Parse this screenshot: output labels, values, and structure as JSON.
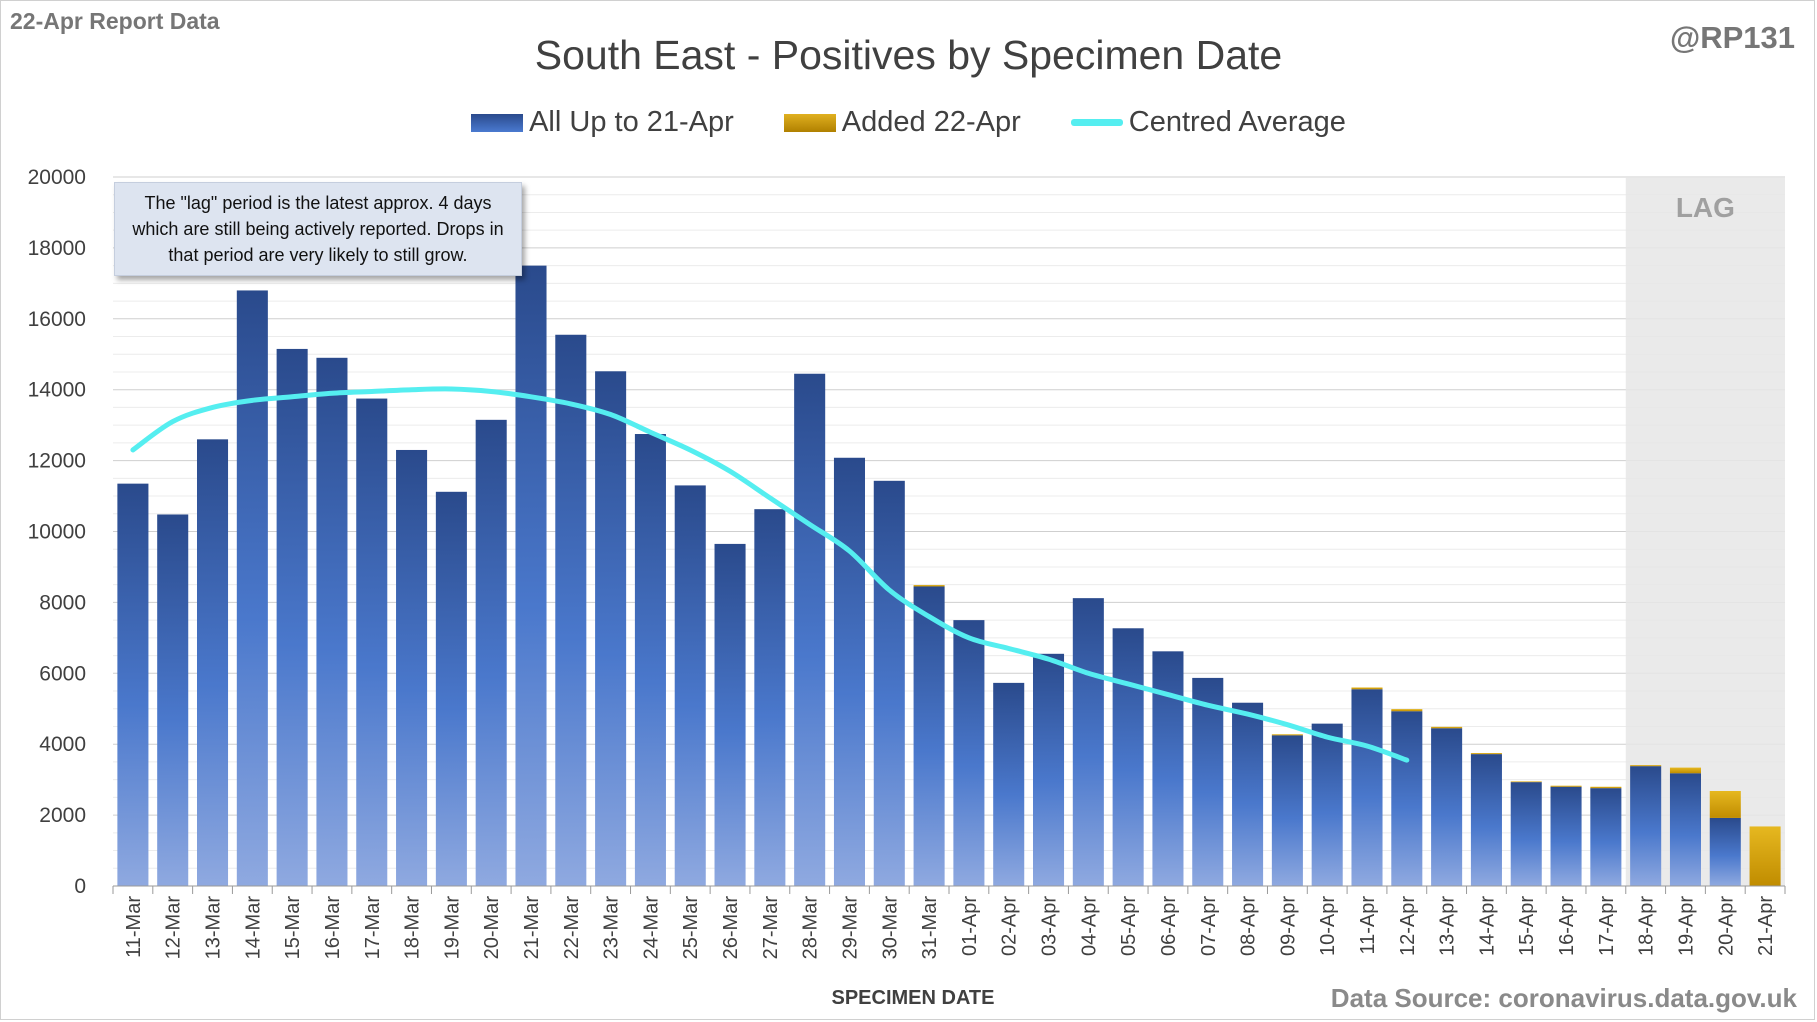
{
  "header": {
    "report_label": "22-Apr Report Data",
    "handle": "@RP131",
    "source": "Data Source: coronavirus.data.gov.uk"
  },
  "note": "The \"lag\" period is the latest approx. 4 days which are still being actively reported.  Drops in that period are very likely to still grow.",
  "colors": {
    "bar_blue_top": "#2a4a8c",
    "bar_blue_bottom": "#8fa9e0",
    "bar_gold": "#e0b020",
    "average_line": "#55eef0",
    "lag_shade": "#e6e6e6"
  },
  "chart_data": {
    "type": "bar",
    "title": "South East - Positives by Specimen Date",
    "xlabel": "SPECIMEN DATE",
    "ylabel": "",
    "ylim": [
      0,
      20000
    ],
    "yticks": [
      0,
      2000,
      4000,
      6000,
      8000,
      10000,
      12000,
      14000,
      16000,
      18000,
      20000
    ],
    "grid": true,
    "legend_position": "top-center",
    "lag_label": "LAG",
    "lag_categories": [
      "18-Apr",
      "19-Apr",
      "20-Apr",
      "21-Apr"
    ],
    "stacked": true,
    "categories": [
      "11-Mar",
      "12-Mar",
      "13-Mar",
      "14-Mar",
      "15-Mar",
      "16-Mar",
      "17-Mar",
      "18-Mar",
      "19-Mar",
      "20-Mar",
      "21-Mar",
      "22-Mar",
      "23-Mar",
      "24-Mar",
      "25-Mar",
      "26-Mar",
      "27-Mar",
      "28-Mar",
      "29-Mar",
      "30-Mar",
      "31-Mar",
      "01-Apr",
      "02-Apr",
      "03-Apr",
      "04-Apr",
      "05-Apr",
      "06-Apr",
      "07-Apr",
      "08-Apr",
      "09-Apr",
      "10-Apr",
      "11-Apr",
      "12-Apr",
      "13-Apr",
      "14-Apr",
      "15-Apr",
      "16-Apr",
      "17-Apr",
      "18-Apr",
      "19-Apr",
      "20-Apr",
      "21-Apr"
    ],
    "series": [
      {
        "name": "All Up to 21-Apr",
        "kind": "bar",
        "values": [
          11350,
          10480,
          12600,
          16800,
          15150,
          14900,
          13750,
          12300,
          11120,
          13150,
          17500,
          15550,
          14520,
          12750,
          11300,
          9650,
          10630,
          14450,
          12080,
          11430,
          8450,
          7500,
          5730,
          6550,
          8120,
          7270,
          6620,
          5870,
          5170,
          4250,
          4580,
          5550,
          4930,
          4450,
          3720,
          2930,
          2800,
          2760,
          3380,
          3180,
          1920,
          0
        ]
      },
      {
        "name": "Added 22-Apr",
        "kind": "bar",
        "values": [
          0,
          0,
          0,
          0,
          0,
          0,
          0,
          0,
          0,
          0,
          0,
          0,
          0,
          0,
          0,
          0,
          0,
          0,
          0,
          0,
          40,
          0,
          0,
          0,
          0,
          0,
          0,
          0,
          0,
          30,
          0,
          50,
          60,
          40,
          30,
          20,
          30,
          40,
          30,
          160,
          760,
          1680
        ]
      },
      {
        "name": "Centred Average",
        "kind": "line",
        "values": [
          12300,
          13100,
          13500,
          13700,
          13800,
          13900,
          13950,
          14000,
          14020,
          13950,
          13800,
          13600,
          13300,
          12800,
          12300,
          11700,
          10950,
          10200,
          9450,
          8350,
          7600,
          7000,
          6700,
          6400,
          6000,
          5700,
          5400,
          5100,
          4850,
          4550,
          4200,
          3950,
          3550,
          null,
          null,
          null,
          null,
          null,
          null,
          null,
          null,
          null
        ],
        "line_x_offset": 0
      }
    ]
  }
}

::::::::

• What is expected: In the copy you write, the data above must appear exactly, with no pictures.

• Result:
Parse this screenshot: output labels, values, and structure as JSON.
{
  "header": {
    "report_label": "22-Apr Report Data",
    "handle": "@RP131",
    "source": "Data Source: coronavirus.data.gov.uk"
  },
  "note": "The \"lag\" period is the latest approx. 4 days which are still being actively reported.  Drops in that period are very likely to still grow.",
  "colors": {
    "bar_blue_top": "#2a4a8c",
    "bar_blue_bottom": "#8fa9e0",
    "bar_gold": "#e0b020",
    "average_line": "#55eef0",
    "lag_shade": "#e6e6e6"
  },
  "chart_data": {
    "type": "bar",
    "title": "South East - Positives by Specimen Date",
    "xlabel": "SPECIMEN DATE",
    "ylabel": "",
    "ylim": [
      0,
      20000
    ],
    "yticks": [
      0,
      2000,
      4000,
      6000,
      8000,
      10000,
      12000,
      14000,
      16000,
      18000,
      20000
    ],
    "grid": true,
    "legend_position": "top-center",
    "lag_label": "LAG",
    "lag_categories": [
      "18-Apr",
      "19-Apr",
      "20-Apr",
      "21-Apr"
    ],
    "stacked": true,
    "categories": [
      "11-Mar",
      "12-Mar",
      "13-Mar",
      "14-Mar",
      "15-Mar",
      "16-Mar",
      "17-Mar",
      "18-Mar",
      "19-Mar",
      "20-Mar",
      "21-Mar",
      "22-Mar",
      "23-Mar",
      "24-Mar",
      "25-Mar",
      "26-Mar",
      "27-Mar",
      "28-Mar",
      "29-Mar",
      "30-Mar",
      "31-Mar",
      "01-Apr",
      "02-Apr",
      "03-Apr",
      "04-Apr",
      "05-Apr",
      "06-Apr",
      "07-Apr",
      "08-Apr",
      "09-Apr",
      "10-Apr",
      "11-Apr",
      "12-Apr",
      "13-Apr",
      "14-Apr",
      "15-Apr",
      "16-Apr",
      "17-Apr",
      "18-Apr",
      "19-Apr",
      "20-Apr",
      "21-Apr"
    ],
    "series": [
      {
        "name": "All Up to 21-Apr",
        "kind": "bar",
        "values": [
          11350,
          10480,
          12600,
          16800,
          15150,
          14900,
          13750,
          12300,
          11120,
          13150,
          17500,
          15550,
          14520,
          12750,
          11300,
          9650,
          10630,
          14450,
          12080,
          11430,
          8450,
          7500,
          5730,
          6550,
          8120,
          7270,
          6620,
          5870,
          5170,
          4250,
          4580,
          5550,
          4930,
          4450,
          3720,
          2930,
          2800,
          2760,
          3380,
          3180,
          1920,
          0
        ]
      },
      {
        "name": "Added 22-Apr",
        "kind": "bar",
        "values": [
          0,
          0,
          0,
          0,
          0,
          0,
          0,
          0,
          0,
          0,
          0,
          0,
          0,
          0,
          0,
          0,
          0,
          0,
          0,
          0,
          40,
          0,
          0,
          0,
          0,
          0,
          0,
          0,
          0,
          30,
          0,
          50,
          60,
          40,
          30,
          20,
          30,
          40,
          30,
          160,
          760,
          1680
        ]
      },
      {
        "name": "Centred Average",
        "kind": "line",
        "values": [
          12300,
          13100,
          13500,
          13700,
          13800,
          13900,
          13950,
          14000,
          14020,
          13950,
          13800,
          13600,
          13300,
          12800,
          12300,
          11700,
          10950,
          10200,
          9450,
          8350,
          7600,
          7000,
          6700,
          6400,
          6000,
          5700,
          5400,
          5100,
          4850,
          4550,
          4200,
          3950,
          3550,
          null,
          null,
          null,
          null,
          null,
          null,
          null,
          null,
          null
        ],
        "line_x_offset": 0
      }
    ]
  }
}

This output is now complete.